'''

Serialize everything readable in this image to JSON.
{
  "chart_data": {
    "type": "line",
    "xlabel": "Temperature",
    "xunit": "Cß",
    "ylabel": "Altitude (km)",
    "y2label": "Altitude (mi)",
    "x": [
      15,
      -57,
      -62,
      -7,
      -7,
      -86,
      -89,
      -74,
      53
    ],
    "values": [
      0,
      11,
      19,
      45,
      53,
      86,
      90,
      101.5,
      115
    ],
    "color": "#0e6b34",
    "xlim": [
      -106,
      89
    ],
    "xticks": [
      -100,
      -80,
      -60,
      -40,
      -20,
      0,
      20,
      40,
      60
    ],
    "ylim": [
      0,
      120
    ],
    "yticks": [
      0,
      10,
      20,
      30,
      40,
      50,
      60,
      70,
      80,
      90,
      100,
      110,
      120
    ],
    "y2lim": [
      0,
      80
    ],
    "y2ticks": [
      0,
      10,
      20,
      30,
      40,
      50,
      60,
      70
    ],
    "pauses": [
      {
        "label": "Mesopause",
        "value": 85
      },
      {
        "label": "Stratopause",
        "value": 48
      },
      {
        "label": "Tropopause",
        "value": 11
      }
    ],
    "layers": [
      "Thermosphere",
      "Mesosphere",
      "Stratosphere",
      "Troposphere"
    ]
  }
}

'''

_WORK INSTRUCTIONS_
The records above should be repeated in full, exactly as given.

_WRITTEN RESPONSE_
Serialize everything readable in this image to JSON.
{
  "chart_data": {
    "type": "line",
    "xlabel": "Temperature",
    "xunit": "Cß",
    "ylabel": "Altitude (km)",
    "y2label": "Altitude (mi)",
    "x": [
      15,
      -57,
      -62,
      -7,
      -7,
      -86,
      -89,
      -74,
      53
    ],
    "values": [
      0,
      11,
      19,
      45,
      53,
      86,
      90,
      101.5,
      115
    ],
    "color": "#0e6b34",
    "xlim": [
      -106,
      89
    ],
    "xticks": [
      -100,
      -80,
      -60,
      -40,
      -20,
      0,
      20,
      40,
      60
    ],
    "ylim": [
      0,
      120
    ],
    "yticks": [
      0,
      10,
      20,
      30,
      40,
      50,
      60,
      70,
      80,
      90,
      100,
      110,
      120
    ],
    "y2lim": [
      0,
      80
    ],
    "y2ticks": [
      0,
      10,
      20,
      30,
      40,
      50,
      60,
      70
    ],
    "pauses": [
      {
        "label": "Mesopause",
        "value": 85
      },
      {
        "label": "Stratopause",
        "value": 48
      },
      {
        "label": "Tropopause",
        "value": 11
      }
    ],
    "layers": [
      "Thermosphere",
      "Mesosphere",
      "Stratosphere",
      "Troposphere"
    ]
  }
}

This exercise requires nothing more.